Aim of the task: Each entry must appear again exactly as it does in the source.

Exercise materials:
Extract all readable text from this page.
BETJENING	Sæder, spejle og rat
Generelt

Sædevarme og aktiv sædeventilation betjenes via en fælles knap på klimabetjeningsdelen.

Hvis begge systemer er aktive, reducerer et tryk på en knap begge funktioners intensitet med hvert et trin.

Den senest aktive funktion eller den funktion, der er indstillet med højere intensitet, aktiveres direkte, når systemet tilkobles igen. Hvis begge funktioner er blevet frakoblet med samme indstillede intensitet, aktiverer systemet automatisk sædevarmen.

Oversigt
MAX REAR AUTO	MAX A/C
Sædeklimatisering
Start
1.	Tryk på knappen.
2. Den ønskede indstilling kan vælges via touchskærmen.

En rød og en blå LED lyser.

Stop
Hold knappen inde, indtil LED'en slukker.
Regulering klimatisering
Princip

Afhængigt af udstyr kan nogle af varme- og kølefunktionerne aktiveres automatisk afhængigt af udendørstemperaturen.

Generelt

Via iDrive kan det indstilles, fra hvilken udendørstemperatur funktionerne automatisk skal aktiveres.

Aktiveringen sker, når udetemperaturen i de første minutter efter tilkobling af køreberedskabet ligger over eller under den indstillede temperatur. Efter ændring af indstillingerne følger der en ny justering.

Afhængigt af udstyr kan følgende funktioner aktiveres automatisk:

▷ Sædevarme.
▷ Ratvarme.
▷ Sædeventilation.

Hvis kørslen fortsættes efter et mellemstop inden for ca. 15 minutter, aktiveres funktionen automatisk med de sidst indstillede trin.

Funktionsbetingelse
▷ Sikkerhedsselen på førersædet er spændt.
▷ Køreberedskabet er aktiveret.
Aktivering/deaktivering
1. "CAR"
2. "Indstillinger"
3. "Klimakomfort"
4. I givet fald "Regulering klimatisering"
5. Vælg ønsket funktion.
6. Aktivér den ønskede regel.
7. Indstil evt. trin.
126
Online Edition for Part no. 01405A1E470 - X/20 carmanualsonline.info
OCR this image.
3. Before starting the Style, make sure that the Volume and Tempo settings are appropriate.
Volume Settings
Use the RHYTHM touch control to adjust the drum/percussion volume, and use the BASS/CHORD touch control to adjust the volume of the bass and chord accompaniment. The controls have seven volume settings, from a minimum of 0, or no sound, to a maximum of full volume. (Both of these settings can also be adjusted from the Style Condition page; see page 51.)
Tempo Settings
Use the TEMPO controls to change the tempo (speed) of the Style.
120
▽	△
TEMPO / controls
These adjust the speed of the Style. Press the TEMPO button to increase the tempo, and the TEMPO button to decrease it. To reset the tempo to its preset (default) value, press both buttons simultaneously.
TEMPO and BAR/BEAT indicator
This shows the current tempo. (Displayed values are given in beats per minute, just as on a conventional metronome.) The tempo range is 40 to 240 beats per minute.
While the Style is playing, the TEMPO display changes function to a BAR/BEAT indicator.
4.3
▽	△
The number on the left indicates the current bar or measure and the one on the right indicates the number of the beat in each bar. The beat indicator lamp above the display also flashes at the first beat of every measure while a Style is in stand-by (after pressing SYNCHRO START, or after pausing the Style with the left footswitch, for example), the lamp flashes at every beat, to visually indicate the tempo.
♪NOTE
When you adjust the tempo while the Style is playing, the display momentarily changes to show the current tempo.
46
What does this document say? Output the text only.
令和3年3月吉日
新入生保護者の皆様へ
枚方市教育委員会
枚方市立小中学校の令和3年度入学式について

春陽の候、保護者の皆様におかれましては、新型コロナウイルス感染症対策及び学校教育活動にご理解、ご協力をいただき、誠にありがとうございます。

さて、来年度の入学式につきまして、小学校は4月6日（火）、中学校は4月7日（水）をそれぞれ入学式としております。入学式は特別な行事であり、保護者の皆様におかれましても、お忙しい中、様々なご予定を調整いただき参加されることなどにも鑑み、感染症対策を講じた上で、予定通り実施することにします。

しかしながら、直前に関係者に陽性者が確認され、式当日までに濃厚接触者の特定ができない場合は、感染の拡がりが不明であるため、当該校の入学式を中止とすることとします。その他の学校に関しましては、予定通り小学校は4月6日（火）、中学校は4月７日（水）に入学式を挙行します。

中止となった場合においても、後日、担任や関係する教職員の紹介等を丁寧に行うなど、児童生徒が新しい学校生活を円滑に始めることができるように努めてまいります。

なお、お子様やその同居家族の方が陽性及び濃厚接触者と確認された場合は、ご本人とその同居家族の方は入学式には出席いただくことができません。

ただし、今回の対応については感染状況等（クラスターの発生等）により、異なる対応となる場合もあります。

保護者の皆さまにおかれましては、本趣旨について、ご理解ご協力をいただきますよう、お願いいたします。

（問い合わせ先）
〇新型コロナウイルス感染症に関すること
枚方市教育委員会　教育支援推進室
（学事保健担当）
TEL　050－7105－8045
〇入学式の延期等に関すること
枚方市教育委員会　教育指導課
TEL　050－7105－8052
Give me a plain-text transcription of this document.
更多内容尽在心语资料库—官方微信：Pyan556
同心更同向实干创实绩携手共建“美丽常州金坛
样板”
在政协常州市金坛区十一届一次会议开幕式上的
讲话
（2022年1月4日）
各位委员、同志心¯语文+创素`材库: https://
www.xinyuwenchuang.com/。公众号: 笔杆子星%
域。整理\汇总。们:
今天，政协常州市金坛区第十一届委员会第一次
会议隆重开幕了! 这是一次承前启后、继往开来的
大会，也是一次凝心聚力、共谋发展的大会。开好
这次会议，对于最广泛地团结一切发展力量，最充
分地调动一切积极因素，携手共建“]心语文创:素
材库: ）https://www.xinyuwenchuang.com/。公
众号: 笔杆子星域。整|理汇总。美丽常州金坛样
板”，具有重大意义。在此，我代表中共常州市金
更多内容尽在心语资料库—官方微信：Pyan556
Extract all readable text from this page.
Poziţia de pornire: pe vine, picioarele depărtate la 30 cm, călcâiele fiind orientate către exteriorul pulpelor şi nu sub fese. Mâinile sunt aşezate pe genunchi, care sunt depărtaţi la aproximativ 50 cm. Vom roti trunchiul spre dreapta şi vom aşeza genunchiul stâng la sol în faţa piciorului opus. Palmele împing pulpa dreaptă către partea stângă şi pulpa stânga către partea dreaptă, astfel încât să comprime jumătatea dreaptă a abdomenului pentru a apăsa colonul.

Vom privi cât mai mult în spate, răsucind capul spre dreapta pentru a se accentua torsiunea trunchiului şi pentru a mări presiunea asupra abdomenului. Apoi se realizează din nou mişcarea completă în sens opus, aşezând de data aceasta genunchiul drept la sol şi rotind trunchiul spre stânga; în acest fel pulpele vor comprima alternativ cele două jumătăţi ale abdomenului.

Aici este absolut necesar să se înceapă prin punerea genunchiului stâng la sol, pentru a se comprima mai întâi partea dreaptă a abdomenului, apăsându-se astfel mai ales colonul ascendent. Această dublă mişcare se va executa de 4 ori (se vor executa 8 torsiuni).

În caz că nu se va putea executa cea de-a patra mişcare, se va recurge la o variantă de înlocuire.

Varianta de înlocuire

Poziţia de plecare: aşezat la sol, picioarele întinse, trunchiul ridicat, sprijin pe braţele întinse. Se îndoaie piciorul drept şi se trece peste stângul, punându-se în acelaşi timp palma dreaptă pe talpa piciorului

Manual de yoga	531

The result:
Extract all readable text from this page.
BETJENING	Sæder, spejle og rat
Generelt

Sædevarme og aktiv sædeventilation betjenes via en fælles knap på klimabetjeningsdelen.

Hvis begge systemer er aktive, reducerer et tryk på en knap begge funktioners intensitet med hvert et trin.

Den senest aktive funktion eller den funktion, der er indstillet med højere intensitet, aktiveres direkte, når systemet tilkobles igen. Hvis begge funktioner er blevet frakoblet med samme indstillede intensitet, aktiverer systemet automatisk sædevarmen.

Oversigt
MAX REAR AUTO	MAX A/C
Sædeklimatisering
Start
1.	Tryk på knappen.
2. Den ønskede indstilling kan vælges via touchskærmen.

En rød og en blå LED lyser.

Stop
Hold knappen inde, indtil LED'en slukker.
Regulering klimatisering
Princip

Afhængigt af udstyr kan nogle af varme- og kølefunktionerne aktiveres automatisk afhængigt af udendørstemperaturen.

Generelt

Via iDrive kan det indstilles, fra hvilken udendørstemperatur funktionerne automatisk skal aktiveres.

Aktiveringen sker, når udetemperaturen i de første minutter efter tilkobling af køreberedskabet ligger over eller under den indstillede temperatur. Efter ændring af indstillingerne følger der en ny justering.

Afhængigt af udstyr kan følgende funktioner aktiveres automatisk:

▷ Sædevarme.
▷ Ratvarme.
▷ Sædeventilation.

Hvis kørslen fortsættes efter et mellemstop inden for ca. 15 minutter, aktiveres funktionen automatisk med de sidst indstillede trin.

Funktionsbetingelse
▷ Sikkerhedsselen på førersædet er spændt.
▷ Køreberedskabet er aktiveret.
Aktivering/deaktivering
1. "CAR"
2. "Indstillinger"
3. "Klimakomfort"
4. I givet fald "Regulering klimatisering"
5. Vælg ønsket funktion.
6. Aktivér den ønskede regel.
7. Indstil evt. trin.
126
Online Edition for Part no. 01405A1E470 - X/20 carmanualsonline.info
OCR this image.
3. Before starting the Style, make sure that the Volume and Tempo settings are appropriate.
Volume Settings
Use the RHYTHM touch control to adjust the drum/percussion volume, and use the BASS/CHORD touch control to adjust the volume of the bass and chord accompaniment. The controls have seven volume settings, from a minimum of 0, or no sound, to a maximum of full volume. (Both of these settings can also be adjusted from the Style Condition page; see page 51.)
Tempo Settings
Use the TEMPO controls to change the tempo (speed) of the Style.
120
▽	△
TEMPO / controls
These adjust the speed of the Style. Press the TEMPO button to increase the tempo, and the TEMPO button to decrease it. To reset the tempo to its preset (default) value, press both buttons simultaneously.
TEMPO and BAR/BEAT indicator
This shows the current tempo. (Displayed values are given in beats per minute, just as on a conventional metronome.) The tempo range is 40 to 240 beats per minute.
While the Style is playing, the TEMPO display changes function to a BAR/BEAT indicator.
4.3
▽	△
The number on the left indicates the current bar or measure and the one on the right indicates the number of the beat in each bar. The beat indicator lamp above the display also flashes at the first beat of every measure while a Style is in stand-by (after pressing SYNCHRO START, or after pausing the Style with the left footswitch, for example), the lamp flashes at every beat, to visually indicate the tempo.
♪NOTE
When you adjust the tempo while the Style is playing, the display momentarily changes to show the current tempo.
46
What does this document say? Output the text only.
令和3年3月吉日
新入生保護者の皆様へ
枚方市教育委員会
枚方市立小中学校の令和3年度入学式について

春陽の候、保護者の皆様におかれましては、新型コロナウイルス感染症対策及び学校教育活動にご理解、ご協力をいただき、誠にありがとうございます。

さて、来年度の入学式につきまして、小学校は4月6日（火）、中学校は4月7日（水）をそれぞれ入学式としております。入学式は特別な行事であり、保護者の皆様におかれましても、お忙しい中、様々なご予定を調整いただき参加されることなどにも鑑み、感染症対策を講じた上で、予定通り実施することにします。

しかしながら、直前に関係者に陽性者が確認され、式当日までに濃厚接触者の特定ができない場合は、感染の拡がりが不明であるため、当該校の入学式を中止とすることとします。その他の学校に関しましては、予定通り小学校は4月6日（火）、中学校は4月７日（水）に入学式を挙行します。

中止となった場合においても、後日、担任や関係する教職員の紹介等を丁寧に行うなど、児童生徒が新しい学校生活を円滑に始めることができるように努めてまいります。

なお、お子様やその同居家族の方が陽性及び濃厚接触者と確認された場合は、ご本人とその同居家族の方は入学式には出席いただくことができません。

ただし、今回の対応については感染状況等（クラスターの発生等）により、異なる対応となる場合もあります。

保護者の皆さまにおかれましては、本趣旨について、ご理解ご協力をいただきますよう、お願いいたします。

（問い合わせ先）
〇新型コロナウイルス感染症に関すること
枚方市教育委員会　教育支援推進室
（学事保健担当）
TEL　050－7105－8045
〇入学式の延期等に関すること
枚方市教育委員会　教育指導課
TEL　050－7105－8052
Give me a plain-text transcription of this document.
更多内容尽在心语资料库—官方微信：Pyan556
同心更同向实干创实绩携手共建“美丽常州金坛
样板”
在政协常州市金坛区十一届一次会议开幕式上的
讲话
（2022年1月4日）
各位委员、同志心¯语文+创素`材库: https://
www.xinyuwenchuang.com/。公众号: 笔杆子星%
域。整理\汇总。们:
今天，政协常州市金坛区第十一届委员会第一次
会议隆重开幕了! 这是一次承前启后、继往开来的
大会，也是一次凝心聚力、共谋发展的大会。开好
这次会议，对于最广泛地团结一切发展力量，最充
分地调动一切积极因素，携手共建“]心语文创:素
材库: ）https://www.xinyuwenchuang.com/。公
众号: 笔杆子星域。整|理汇总。美丽常州金坛样
板”，具有重大意义。在此，我代表中共常州市金
更多内容尽在心语资料库—官方微信：Pyan556
Extract all readable text from this page.
Poziţia de pornire: pe vine, picioarele depărtate la 30 cm, călcâiele fiind orientate către exteriorul pulpelor şi nu sub fese. Mâinile sunt aşezate pe genunchi, care sunt depărtaţi la aproximativ 50 cm. Vom roti trunchiul spre dreapta şi vom aşeza genunchiul stâng la sol în faţa piciorului opus. Palmele împing pulpa dreaptă către partea stângă şi pulpa stânga către partea dreaptă, astfel încât să comprime jumătatea dreaptă a abdomenului pentru a apăsa colonul.

Vom privi cât mai mult în spate, răsucind capul spre dreapta pentru a se accentua torsiunea trunchiului şi pentru a mări presiunea asupra abdomenului. Apoi se realizează din nou mişcarea completă în sens opus, aşezând de data aceasta genunchiul drept la sol şi rotind trunchiul spre stânga; în acest fel pulpele vor comprima alternativ cele două jumătăţi ale abdomenului.

Aici este absolut necesar să se înceapă prin punerea genunchiului stâng la sol, pentru a se comprima mai întâi partea dreaptă a abdomenului, apăsându-se astfel mai ales colonul ascendent. Această dublă mişcare se va executa de 4 ori (se vor executa 8 torsiuni).

În caz că nu se va putea executa cea de-a patra mişcare, se va recurge la o variantă de înlocuire.

Varianta de înlocuire

Poziţia de plecare: aşezat la sol, picioarele întinse, trunchiul ridicat, sprijin pe braţele întinse. Se îndoaie piciorul drept şi se trece peste stângul, punându-se în acelaşi timp palma dreaptă pe talpa piciorului

Manual de yoga	531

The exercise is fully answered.